Extract all lines in the data that contain the word "JSON".
— start of INPUT DATA —
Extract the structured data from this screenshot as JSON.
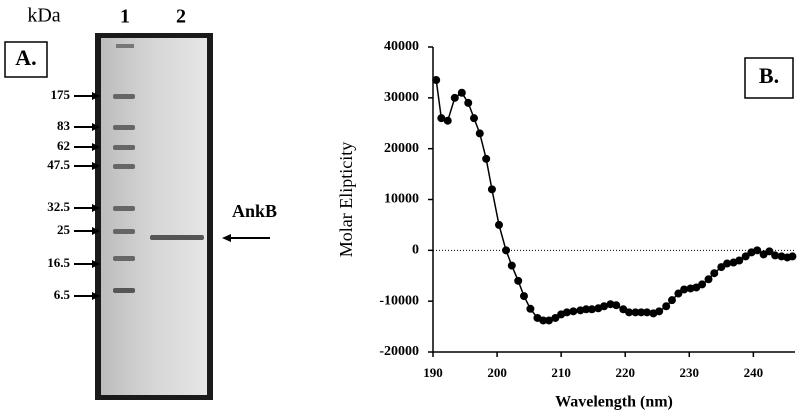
{
  "panel_a": {
    "label": "A.",
    "unit": "kDa",
    "lanes": [
      "1",
      "2"
    ],
    "markers": [
      "175",
      "83",
      "62",
      "47.5",
      "32.5",
      "25",
      "16.5",
      "6.5"
    ],
    "band_label": "AnkB"
  },
  "chart_data": {
    "type": "line",
    "panel_label": "B.",
    "x_label": "Wavelength (nm)",
    "y_label": "Molar Elipticity",
    "xlim": [
      190,
      246.5
    ],
    "ylim": [
      -20000,
      40000
    ],
    "xticks": [
      190,
      200,
      210,
      220,
      230,
      240
    ],
    "yticks": [
      -20000,
      -10000,
      0,
      10000,
      20000,
      30000,
      40000
    ],
    "zero_line": true,
    "color": "#000000",
    "x": [
      190.5,
      191.3,
      192.3,
      193.4,
      194.5,
      195.5,
      196.4,
      197.3,
      198.3,
      199.2,
      200.3,
      201.4,
      202.3,
      203.3,
      204.2,
      205.2,
      206.3,
      207.2,
      208.1,
      209.1,
      210.0,
      210.9,
      211.9,
      213.0,
      213.9,
      214.8,
      215.8,
      216.7,
      217.7,
      218.6,
      219.7,
      220.6,
      221.6,
      222.5,
      223.4,
      224.4,
      225.3,
      226.4,
      227.3,
      228.3,
      229.2,
      230.2,
      231.1,
      232.0,
      233.0,
      233.9,
      235.0,
      235.9,
      236.9,
      237.8,
      238.8,
      239.7,
      240.6,
      241.6,
      242.5,
      243.4,
      244.4,
      245.3,
      246.1
    ],
    "values": [
      33500,
      26000,
      25500,
      30000,
      31000,
      29000,
      26000,
      23000,
      18000,
      12000,
      5000,
      0,
      -3000,
      -6000,
      -9000,
      -11500,
      -13300,
      -13800,
      -13800,
      -13300,
      -12600,
      -12200,
      -12000,
      -11800,
      -11600,
      -11600,
      -11400,
      -11000,
      -10600,
      -10800,
      -11600,
      -12200,
      -12200,
      -12200,
      -12200,
      -12400,
      -12000,
      -11000,
      -9800,
      -8500,
      -7700,
      -7500,
      -7300,
      -6700,
      -5700,
      -4500,
      -3300,
      -2600,
      -2400,
      -2000,
      -1200,
      -400,
      0,
      -800,
      -200,
      -1000,
      -1200,
      -1400,
      -1200
    ]
  }
}
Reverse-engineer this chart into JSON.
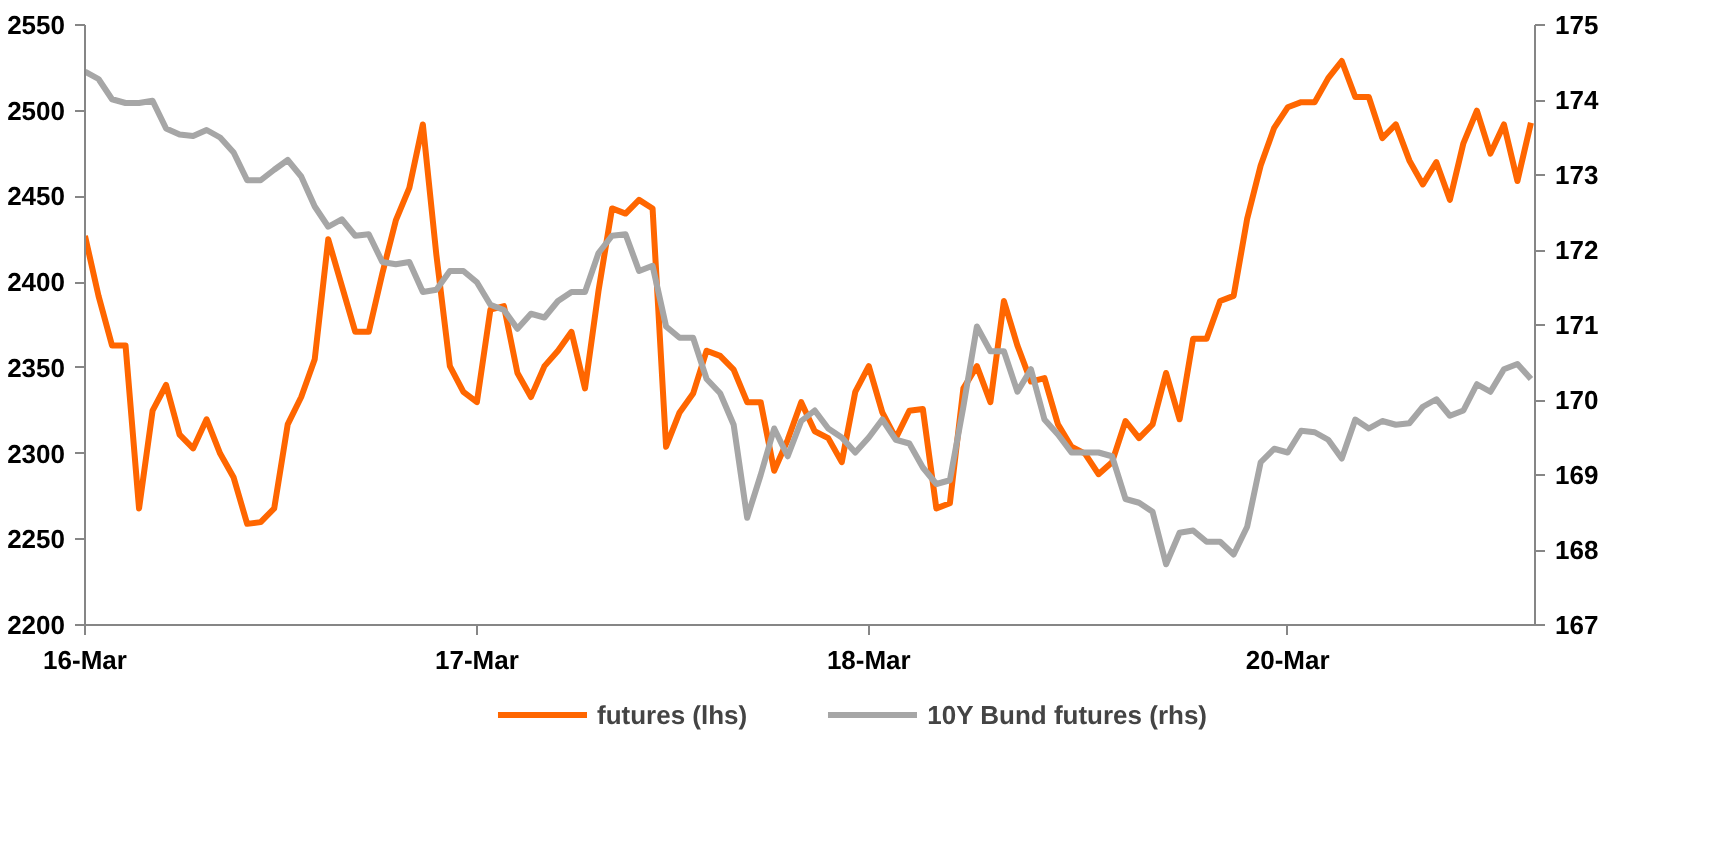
{
  "chart_data": {
    "type": "line",
    "categories": [
      "16-Mar",
      null,
      null,
      null,
      null,
      null,
      null,
      null,
      null,
      null,
      null,
      null,
      null,
      null,
      null,
      null,
      null,
      null,
      null,
      null,
      null,
      null,
      null,
      null,
      null,
      null,
      null,
      null,
      null,
      "17-Mar",
      null,
      null,
      null,
      null,
      null,
      null,
      null,
      null,
      null,
      null,
      null,
      null,
      null,
      null,
      null,
      null,
      null,
      null,
      null,
      null,
      null,
      null,
      null,
      null,
      null,
      null,
      null,
      null,
      "18-Mar",
      null,
      null,
      null,
      null,
      null,
      null,
      null,
      null,
      null,
      null,
      null,
      null,
      null,
      null,
      null,
      null,
      null,
      null,
      null,
      null,
      null,
      null,
      null,
      null,
      null,
      null,
      null,
      null,
      null,
      null,
      "20-Mar",
      null,
      null,
      null,
      null,
      null,
      null,
      null,
      null,
      null,
      null,
      null,
      null,
      null,
      null,
      null,
      null,
      null,
      null
    ],
    "ylim": [
      2200,
      2550
    ],
    "yticks": [
      2200,
      2250,
      2300,
      2350,
      2400,
      2450,
      2500,
      2550
    ],
    "y2lim": [
      167,
      175
    ],
    "y2ticks": [
      167,
      168,
      169,
      170,
      171,
      172,
      173,
      174,
      175
    ],
    "legend": "bottom",
    "line_style": "solid",
    "series": [
      {
        "name": "futures (lhs)",
        "color": "#ff6600",
        "values": [
          2427,
          2392,
          2363,
          2363,
          2268,
          2325,
          2340,
          2311,
          2303,
          2320,
          2300,
          2286,
          2259,
          2260,
          2268,
          2317,
          2333,
          2355,
          2425,
          2398,
          2371,
          2371,
          2405,
          2436,
          2455,
          2492,
          2416,
          2351,
          2336,
          2330,
          2384,
          2386,
          2347,
          2333,
          2351,
          2360,
          2371,
          2338,
          2395,
          2443,
          2440,
          2448,
          2443,
          2304,
          2324,
          2335,
          2360,
          2357,
          2349,
          2330,
          2330,
          2290,
          2308,
          2330,
          2313,
          2309,
          2295,
          2336,
          2351,
          2324,
          2309,
          2325,
          2326,
          2268,
          2271,
          2338,
          2351,
          2330,
          2389,
          2363,
          2342,
          2344,
          2317,
          2304,
          2300,
          2288,
          2295,
          2319,
          2309,
          2317,
          2347,
          2320,
          2367,
          2367,
          2389,
          2392,
          2437,
          2468,
          2490,
          2502,
          2505,
          2505,
          2519,
          2529,
          2508,
          2508,
          2484,
          2492,
          2471,
          2457,
          2470,
          2448,
          2481,
          2500,
          2475,
          2492,
          2459,
          2493
        ]
      },
      {
        "name": "10Y Bund futures (rhs)",
        "color": "#a6a6a6",
        "axis": "y2",
        "values": [
          174.38,
          174.28,
          174.01,
          173.96,
          173.96,
          173.99,
          173.62,
          173.54,
          173.52,
          173.6,
          173.5,
          173.3,
          172.93,
          172.93,
          173.07,
          173.2,
          172.98,
          172.58,
          172.31,
          172.41,
          172.19,
          172.21,
          171.84,
          171.81,
          171.84,
          171.44,
          171.47,
          171.72,
          171.72,
          171.57,
          171.27,
          171.2,
          170.95,
          171.15,
          171.1,
          171.32,
          171.44,
          171.44,
          171.96,
          172.19,
          172.21,
          171.72,
          171.79,
          170.98,
          170.83,
          170.83,
          170.28,
          170.09,
          169.67,
          168.43,
          169.0,
          169.62,
          169.25,
          169.72,
          169.86,
          169.62,
          169.5,
          169.3,
          169.5,
          169.74,
          169.47,
          169.42,
          169.1,
          168.88,
          168.93,
          169.91,
          170.98,
          170.65,
          170.65,
          170.11,
          170.41,
          169.74,
          169.54,
          169.3,
          169.3,
          169.3,
          169.25,
          168.68,
          168.63,
          168.51,
          167.81,
          168.23,
          168.26,
          168.11,
          168.11,
          167.94,
          168.31,
          169.17,
          169.35,
          169.3,
          169.59,
          169.57,
          169.47,
          169.22,
          169.74,
          169.62,
          169.72,
          169.67,
          169.69,
          169.91,
          170.01,
          169.79,
          169.86,
          170.21,
          170.11,
          170.41,
          170.48,
          170.28
        ]
      }
    ]
  }
}
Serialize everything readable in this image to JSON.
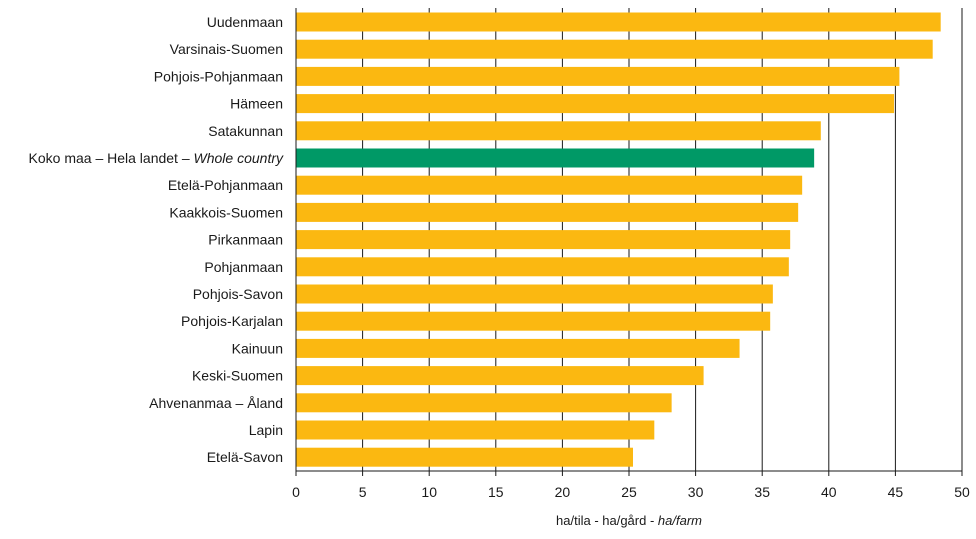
{
  "chart_data": {
    "type": "bar",
    "orientation": "horizontal",
    "categories": [
      "Uudenmaan",
      "Varsinais-Suomen",
      "Pohjois-Pohjanmaan",
      "Hämeen",
      "Satakunnan",
      "Koko maa – Hela landet – Whole country",
      "Etelä-Pohjanmaan",
      "Kaakkois-Suomen",
      "Pirkanmaan",
      "Pohjanmaan",
      "Pohjois-Savon",
      "Pohjois-Karjalan",
      "Kainuun",
      "Keski-Suomen",
      "Ahvenanmaa – Åland",
      "Lapin",
      "Etelä-Savon"
    ],
    "category_parts": [
      {
        "plain": "Uudenmaan",
        "italic": ""
      },
      {
        "plain": "Varsinais-Suomen",
        "italic": ""
      },
      {
        "plain": "Pohjois-Pohjanmaan",
        "italic": ""
      },
      {
        "plain": "Hämeen",
        "italic": ""
      },
      {
        "plain": "Satakunnan",
        "italic": ""
      },
      {
        "plain": "Koko maa – Hela landet – ",
        "italic": "Whole country"
      },
      {
        "plain": "Etelä-Pohjanmaan",
        "italic": ""
      },
      {
        "plain": "Kaakkois-Suomen",
        "italic": ""
      },
      {
        "plain": "Pirkanmaan",
        "italic": ""
      },
      {
        "plain": "Pohjanmaan",
        "italic": ""
      },
      {
        "plain": "Pohjois-Savon",
        "italic": ""
      },
      {
        "plain": "Pohjois-Karjalan",
        "italic": ""
      },
      {
        "plain": "Kainuun",
        "italic": ""
      },
      {
        "plain": "Keski-Suomen",
        "italic": ""
      },
      {
        "plain": "Ahvenanmaa – Åland",
        "italic": ""
      },
      {
        "plain": "Lapin",
        "italic": ""
      },
      {
        "plain": "Etelä-Savon",
        "italic": ""
      }
    ],
    "values": [
      48.4,
      47.8,
      45.3,
      44.9,
      39.4,
      38.9,
      38.0,
      37.7,
      37.1,
      37.0,
      35.8,
      35.6,
      33.3,
      30.6,
      28.2,
      26.9,
      25.3
    ],
    "highlight_index": 5,
    "xlim": [
      0,
      50
    ],
    "xticks": [
      0,
      5,
      10,
      15,
      20,
      25,
      30,
      35,
      40,
      45,
      50
    ],
    "xlabel_plain": "ha/tila - ha/gård - ",
    "xlabel_italic": "ha/farm",
    "grid": "vertical",
    "colors": {
      "bar": "#fbb811",
      "highlight": "#009966",
      "grid": "#1a1a1a",
      "text": "#1a1a1a"
    }
  }
}
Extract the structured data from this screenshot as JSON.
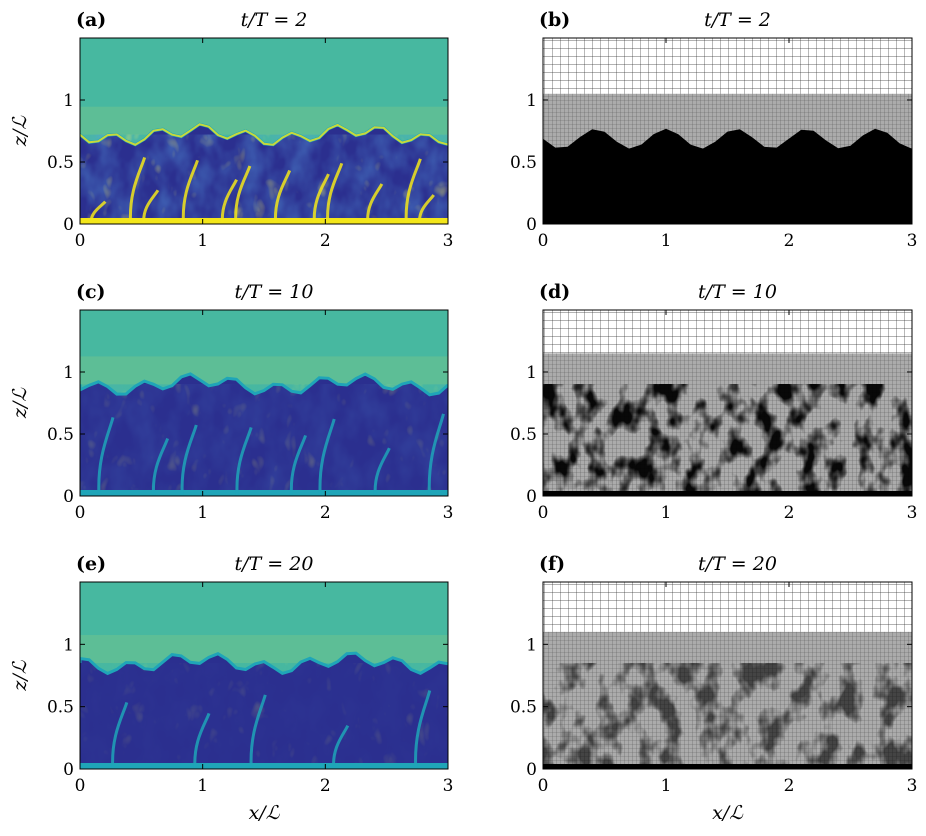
{
  "figure": {
    "panels": [
      {
        "label": "(a)",
        "title": "t/T = 2",
        "kind": "field",
        "interface_z": 0.72,
        "dark_fill": 0.35
      },
      {
        "label": "(b)",
        "title": "t/T = 2",
        "kind": "mesh",
        "interface_z": 0.72,
        "refined_top": 1.05
      },
      {
        "label": "(c)",
        "title": "t/T = 10",
        "kind": "field",
        "interface_z": 0.9,
        "dark_fill": 0.8
      },
      {
        "label": "(d)",
        "title": "t/T = 10",
        "kind": "mesh",
        "interface_z": 0.9,
        "refined_top": 1.15
      },
      {
        "label": "(e)",
        "title": "t/T = 20",
        "kind": "field",
        "interface_z": 0.85,
        "dark_fill": 0.95
      },
      {
        "label": "(f)",
        "title": "t/T = 20",
        "kind": "mesh",
        "interface_z": 0.85,
        "refined_top": 1.1
      }
    ],
    "x_ticks": [
      "0",
      "1",
      "2",
      "3"
    ],
    "x_tick_values": [
      0,
      1,
      2,
      3
    ],
    "z_ticks": [
      "0",
      "0.5",
      "1"
    ],
    "z_tick_values": [
      0,
      0.5,
      1
    ],
    "x_range": [
      0,
      3
    ],
    "z_range": [
      0,
      1.5
    ],
    "xlabel": "x/ℒ",
    "zlabel": "z/ℒ",
    "colormap": {
      "low": "#2b2f8f",
      "mid": "#1fa5b8",
      "high": "#f3e61a",
      "background": "#47b8a0"
    }
  }
}
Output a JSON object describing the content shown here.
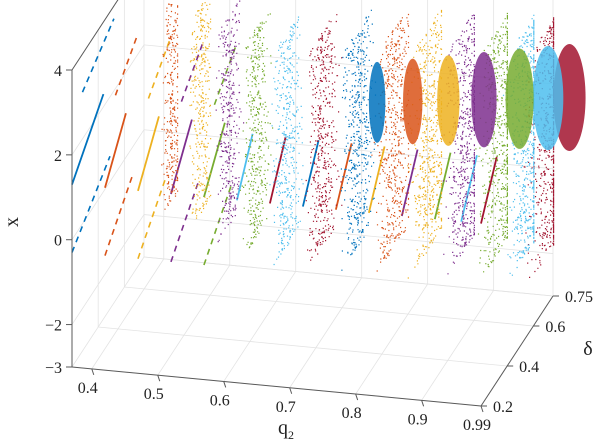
{
  "chart_data": {
    "type": "scatter",
    "title": "",
    "xlabel": "q",
    "xlabel_subscript": "2",
    "ylabel": "δ",
    "zlabel": "x",
    "xlim": [
      0.37,
      0.99
    ],
    "ylim": [
      0.2,
      0.75
    ],
    "zlim": [
      -3,
      4
    ],
    "x_ticks": [
      "0.4",
      "0.5",
      "0.6",
      "0.7",
      "0.8",
      "0.9",
      "0.99"
    ],
    "x_tick_values": [
      0.4,
      0.5,
      0.6,
      0.7,
      0.8,
      0.9,
      0.99
    ],
    "y_ticks": [
      "0.2",
      "0.4",
      "0.6",
      "0.75"
    ],
    "y_tick_values": [
      0.2,
      0.4,
      0.6,
      0.75
    ],
    "z_ticks": [
      "−3",
      "−2",
      "0",
      "2",
      "4"
    ],
    "z_tick_values": [
      -3,
      -2,
      0,
      2,
      4
    ],
    "grid": true,
    "legend": "none",
    "slices": [
      {
        "q2": 0.37,
        "color": "#0072bd",
        "period_one": [
          0.2,
          0.44
        ],
        "chaos_from": null
      },
      {
        "q2": 0.42,
        "color": "#d95319",
        "period_one": [
          0.2,
          0.36
        ],
        "chaos_from": 0.57
      },
      {
        "q2": 0.47,
        "color": "#edb120",
        "period_one": [
          0.2,
          0.36
        ],
        "chaos_from": 0.52
      },
      {
        "q2": 0.52,
        "color": "#7e2f8e",
        "period_one": [
          0.2,
          0.36
        ],
        "chaos_from": 0.46
      },
      {
        "q2": 0.57,
        "color": "#77ac30",
        "period_one": [
          0.2,
          0.36
        ],
        "chaos_from": 0.4
      },
      {
        "q2": 0.62,
        "color": "#4dbeee",
        "period_one": [
          0.2,
          0.32
        ],
        "chaos_from": 0.36
      },
      {
        "q2": 0.67,
        "color": "#a2142f",
        "period_one": [
          0.2,
          0.32
        ],
        "chaos_from": 0.36
      },
      {
        "q2": 0.72,
        "color": "#0072bd",
        "period_one": [
          0.2,
          0.32
        ],
        "chaos_from": 0.36
      },
      {
        "q2": 0.77,
        "color": "#d95319",
        "period_one": [
          0.2,
          0.32
        ],
        "chaos_from": 0.36
      },
      {
        "q2": 0.82,
        "color": "#edb120",
        "period_one": [
          0.2,
          0.32
        ],
        "chaos_from": 0.36
      },
      {
        "q2": 0.87,
        "color": "#7e2f8e",
        "period_one": [
          0.2,
          0.32
        ],
        "chaos_from": 0.36
      },
      {
        "q2": 0.92,
        "color": "#77ac30",
        "period_one": [
          0.2,
          0.32
        ],
        "chaos_from": 0.36
      },
      {
        "q2": 0.96,
        "color": "#4dbeee",
        "period_one": [
          0.2,
          0.32
        ],
        "chaos_from": 0.36
      },
      {
        "q2": 0.99,
        "color": "#a2142f",
        "period_one": [
          0.2,
          0.32
        ],
        "chaos_from": 0.36
      }
    ]
  }
}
— end of INPUT DATA —
**WORKED ANSWER:**
Extract the structured data from this screenshot as JSON.
Reverse-engineer this chart into JSON.
Serialize everything readable in this image to JSON.
Extract the structured data from this screenshot as JSON.
Output a JSON object describing the content shown here.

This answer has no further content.